%%

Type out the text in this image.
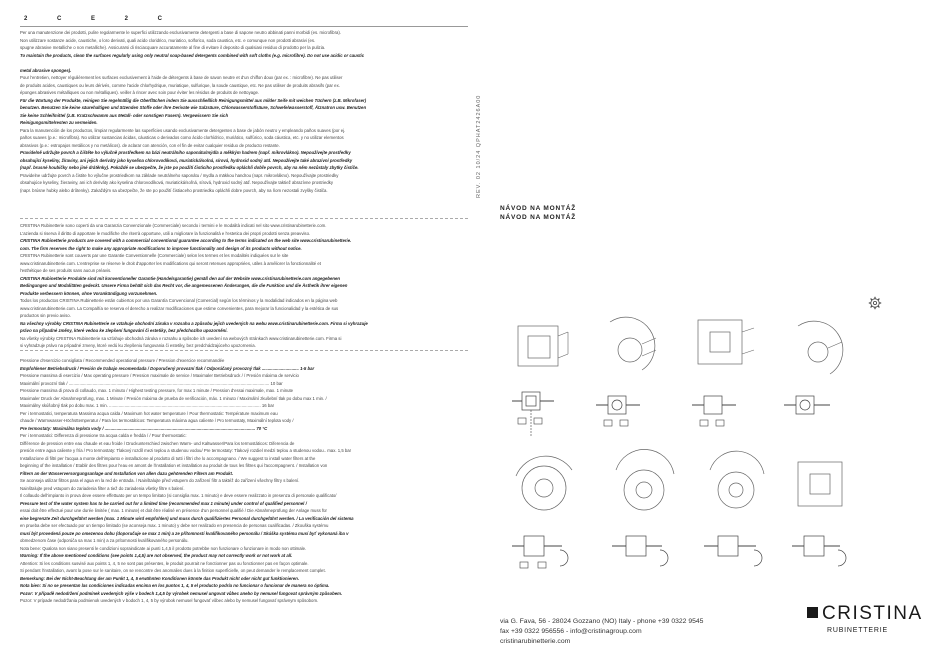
2 C E 2 C

Per una manutenzione dei prodotti, pulire regolarmente le superfici utilizzando esclusivamente detergenti a base di sapone neutro abbinati panni morbidi (es. microfibra).

Non utilizzare sostanze acide, caustiche, o loro derivati, quali acido cloridrico, muriatico, solforico, soda caustica, etc. e comunque non prodotti abrasivi (es.

spugne abrasive metalliche o non metalliche). Assicurarsi di risciacquare accuratamente al fine di evitare il deposito di qualsiasi residuo di prodotto per la pulizia.

To maintain the products, clean the surfaces regularly using only neutral soap-based detergents combined with soft cloths (e.g. microfibre). Do not use acidic or caustic

metal abrasive sponges).

Pour l'entretien, nettoyer régulièrement les surfaces exclusivement à l'aide de détergents à base de savon neutre et d'un chiffon doux (par ex. : microfibre). Ne pas utiliser

de produits acides, caustiques ou leurs dérivés, comme l'acide chlorhydrique, muriatique, sulfurique, la soude caustique, etc. Ne pas utiliser de produits abrasifs (par ex.

éponges abrasives métalliques ou non métalliques). veiller à rincer avec soin pour éviter les résidus de produits de nettoyage.

Für die Wartung der Produkte, reinigen Sie regelmäßig die Oberflächen indem Sie ausschließlich Reinigungsmittel aus milder Seife mit weichen Tüchern (z.B. Mikrofaser)

benutzen. Benutzen Sie keine säurehaltigen und ätzenden Stoffe oder ihre Derivate wie Salzsäure, Chlorwasserstoffsäure, Schwefelwasserstoff, Ätznatron usw. Benutzen

Sie keine Schleifmittel (z.B. Kratzschwamm aus Metall- oder sonstigen Fasern). Vergewissern Sie sich

Reinigungsmittelresten zu vermeiden.

Para la manutención de los productos, limpiar regularmente las superficies usando exclusivamente detergentes a base de jabón neutro y empleando paños suaves (por ej.

paños suaves (p.e.: microfibra). No utilizar sustancias ácidas, cáusticas o derivados como ácido clorhídrico, muriático, sulfúrico, soda cáustica, etc. y no utilizar elementos

abrasivos (p.e.: estropajos metálicos y no metálicos). de aclarar con atención, con el fin de evitar cualquier residuo de producto restante.

Pravidelně udržujte povrch a čištěte ho výlučně prostředkem na bázi neutrálního saponátu/mýdla a měkkým hadrem (např. mikrovlákno). Nepoužívejte prostředky

obsahující kyseliny, žíraviny, ani jejich deriváty jako kyselina chlorovodíková, muriatická/solná, sírová, hydroxid sodný atd. Nepoužívejte také abrazivní prostředky

(např. brusné houbičky nebo jiné drátěnky). Pokaždé se ubezpečte, že jste po použití čisticího prostředku opláchli dobře povrch, aby na něm nezůstaly zbytky čističe.

Pravidelne udržujte povrch a čistite ho výlučne prostriedkom na základe neutrálneho saponátu / mydla a mäkkou handrou (napr. mikrovlákno). Nepoužívajte prostriedky

obsahujúce kyseliny, žieraviny, ani ich deriváty ako kyselina chlorovodíková, muriatická/soľná, sírová, hydroxid sodný atď. Nepoužívajte taktiež abrazívne prostriedky

(napr. brúsne hubky alebo drôtenky). Zakaždým sa ubezpečte, že ste po použití čistiaceho prostriedku opláchli dobre povrch, aby na ňom nezostali zvyšky čističa.

CRISTINA Rubinetterie sono coperti da una Garanzia Convenzionale (Commerciale) secondo i termini e le modalità indicati nel sito www.cristinarubinetterie.com.

L'azienda si riserva il diritto di apportare le modifiche che riterrà opportune, utili a migliorare la funzionalità e l'estetica dei propri prodotti senza preavviso.

CRISTINA Rubinetterie products are covered with a commercial conventional guarantee according to the terms indicated on the web site www.cristinarubinetterie.

com. The firm reserves the right to make any appropriate modifications to improve functionality and design of its products without notice.

CRISTINA Rubinetterie sont couverts par une Garantie Conventionnelle (Commerciale) selon les termes et les modalités indiquées sur le site

www.cristinarubinetterie.com. L'entreprise se réserve le droit d'apporter les modifications qui seront retenues appropriées, utiles à améliorer la fonctionnalité et

l'esthétique de ses produits sans aucun préavis.

CRISTINA Rubinetterie Produkte sind mit konventioneller Garantie (Handelsgarantie) gemäß den auf der Website www.cristinarubinetterie.com angegebenen

Bedingungen und Modalitäten gedeckt. Unsere Firma behält sich das Recht vor, die angemessenen Änderungen, die die Funktion und die Ästhetik ihrer eigenen

Produkte verbessern können, ohne Vorankündigung vorzunehmen.

Todos los productos CRISTINA Rubinetterie están cubiertos por una Garantía Convencional (Comercial) según los términos y la modalidad indicados en la página web

www.cristinarubinetterie.com. La Compañía se reserva el derecho a realizar modificaciones que estime convenientes, para mejorar la funcionalidad y la estética de sus

productos sin previo aviso.

Na všechny výrobky CRISTINA Rubinetterie se vztahuje obchodní záruka v rozsahu a způsobu jejich uvedených na webu www.cristinarubinetterie.com. Firma si vyhrazuje

právo na případné změny, které vedou ke zlepšení fungování či estetiky, bez předchozího upozornění.

Na všetky výrobky CRISTINA Rubinetterie sa vzťahuje obchodná záruka v rozsahu a spôsobe ich uvedení na webových stránkach www.cristinarubinetterie.com. Firma si

si vyhradzuje právo na prípadné zmeny, ktoré vedú ku zlepšeniu fungovania či estetiky, bez predchádzajúceho upozornenia.

Pressione d'esercizio consigliata / Recommended operational pressure / Pression d'exercice recommandée

Empfohlener Betriebsdruck / Presión de trabajo recomendada / Doporučený provozní tlak / Odporúčaný provozný tlak ............................... 1-5 bar

Pressione massima di esercizio / Max operating pressure / Pression maximale de service / Maximaler Betriebsdruck / / Presión máxima de servicio

Maximální provozní tlak / ........................................................................................................................................................................ 10 bar

Pressione massima di prova di collaudo, max. 1 minuto / Highest testing pressure, for max 1 minute / Pression d'essai maximale, max. 1 minute

Maximaler Druck der Abnahmeprüfung, max. 1 Minute / Presión máxima de prueba de verificación, máx. 1 minuto / Maximální zkušební tlak po dobu max 1 min. /

Maximálny skúšobný tlak po dobu max. 1 min. ............................................................................................................................... 16 bar

Per i termostatici, temperatura Massima acqua calda / Maximum hot water temperature / Pour thermostatic: Température maximum eau

chaude / Warmwasser-Höchsttemperatur / Para los termostáticos: Temperatura máxima agua caliente / Pro termostaty, Maximální teplota vody /

Pre termostaty: Maximálna teplota vody / .............................................................................................................................. 70 °C

Per i termostatici: Differenza di pressione tra acqua calda e fredda / / Pour thermostatic:

Différence de pression entre eau chaude et eau froide / Druckunterschied zwischen Warm- und Kaltwasser/Para los termostáticos: Diferencia de

presión entre agua caliente y fría / Pro termostaty: Tlakový rozdíl mezi teplou a studenou vodou/ Pre termostaty: Tlakový rozdiel medzi teplou a studenou vodou.. max. 1,5 bar

Installazione di filtri per l'acqua a monte dell'impianto e installazione al prodotto di tutti i filtri che lo accompagnano. / We suggest to install water filters at the

beginning of the installation / Etablir des filtres pour l'eau en amont de l'installation et installation au produit de tous les filtres qui l'accompagnent. / Installation von

Filtern an der Wasserversorgungsanlage und Installation von allen dazu gehörenden Filtern am Produkt.

Se aconseja utilizar filtros para el agua en la red de entrada. / Nainštalujte před vstupem do zařízení filtr a taktéž do zařízení všechny filtry s balení.

Nainštalujte pred vstupom do zariadenia filter a tiež do zariadenia všetky filtre s balení.

Il collaudo dell'impianto in prova deve essere effettuato per un tempo limitato (si consiglia max. 1 minuto) e deve essere realizzato in presenza di personale qualificato/

Pressure test of the water system has to be carried out for a limited time (recommended max 1 minute) under control of qualified personnel /

essai doit être effectué pour une durée limitée ( max. 1 minute) et doit être réalisé en présence d'un personnel qualifié / Die Abnahmeprüfung der Anlage muss für

eine begrenzte Zeit durchgeführt werden (max. 1 Minute wird empfohlen) und muss durch qualifiziertes Personal durchgeführt werden. / La verificación del sistema

en prueba debe ser efectuado por un tiempo limitado (se aconseja max. 1 minuto) y debe ser realizado en presencia de personas cualificadas. / Zkouška systému

musí být provedená pouze po omezenou dobu (doporučuje se max 1 min) a ze přítomnosti kvalifikovaného personálu / Skúška systému musí byť vykonaná iba v

obmedzenom čase (odporúča sa max 1 min) a za prítomnosti kvalifikovaného personálu.

Nota bene: Qualora non siano presenti le condizioni sopraindicate ai punti 1,4,5 il prodotto potrebbe non funzionare o funzionare in modo non ottimale.

Warning: If the above mentioned conditions (see points 1,4,5) are not observed, the product may not correctly work or not work at all.

Attention: Si les conditions susvisé aux points 1, 4, 5 ne sont pas présentes, le produit pourrait ne fonctionner pas ou fonctionner pas en façon optimale.

Si pendant l'installation, avant la pose sur le sanitaire, on se rencontre des anomalies dues à la finition superficielle, on peut demander le remplacement complet.

Bemerkung: Bei der Nicht-Beachtung der am Punkt 1, 4, 5 erwähnten Konditionen könnte das Produkt nicht oder nicht gut funktionieren.

Nota bien: Si no se presentan las condiciones indicadas encima en los puntos 1, 4, 5 el producto podría no funcionar o funcionar de manera no óptima.

Pozor: V případě nedodržení podmínek uvedených výše v bodech 1,4,5 by výrobek nemusel ungovat vůbec anebo by nemusel fungovat správným způsobem.

Pozor: V prípade nedodržania podmienok uvedených v bodoch 1, 4, 5 by výrobok nemusel fungovať vôbec alebo by nemusel fungovať správnym spôsobom.

REV. 02 10/24 QPHAT2426A00
NÁVOD NA MONTÁŽ
NÁVOD NA MONTÁŽ

via G. Fava, 56 - 28024 Gozzano (NO) Italy - phone +39 0322 9545

fax +39 0322 956556 - info@cristinagroup.com

cristinarubinetterie.com

CRISTINA
RUBINETTERIE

%%

What this task involves> In the listing, find every line containing the word "collaudo" and list it.

Response to the task>
Pressione massima di prova di collaudo, max. 1 minuto / Highest testing pressure, for max 1 minute / Pression d'essai maximale, max. 1 minute
Il collaudo dell'impianto in prova deve essere effettuato per un tempo limitato (si consiglia max. 1 minuto) e deve essere realizzato in presenza di personale qualificato/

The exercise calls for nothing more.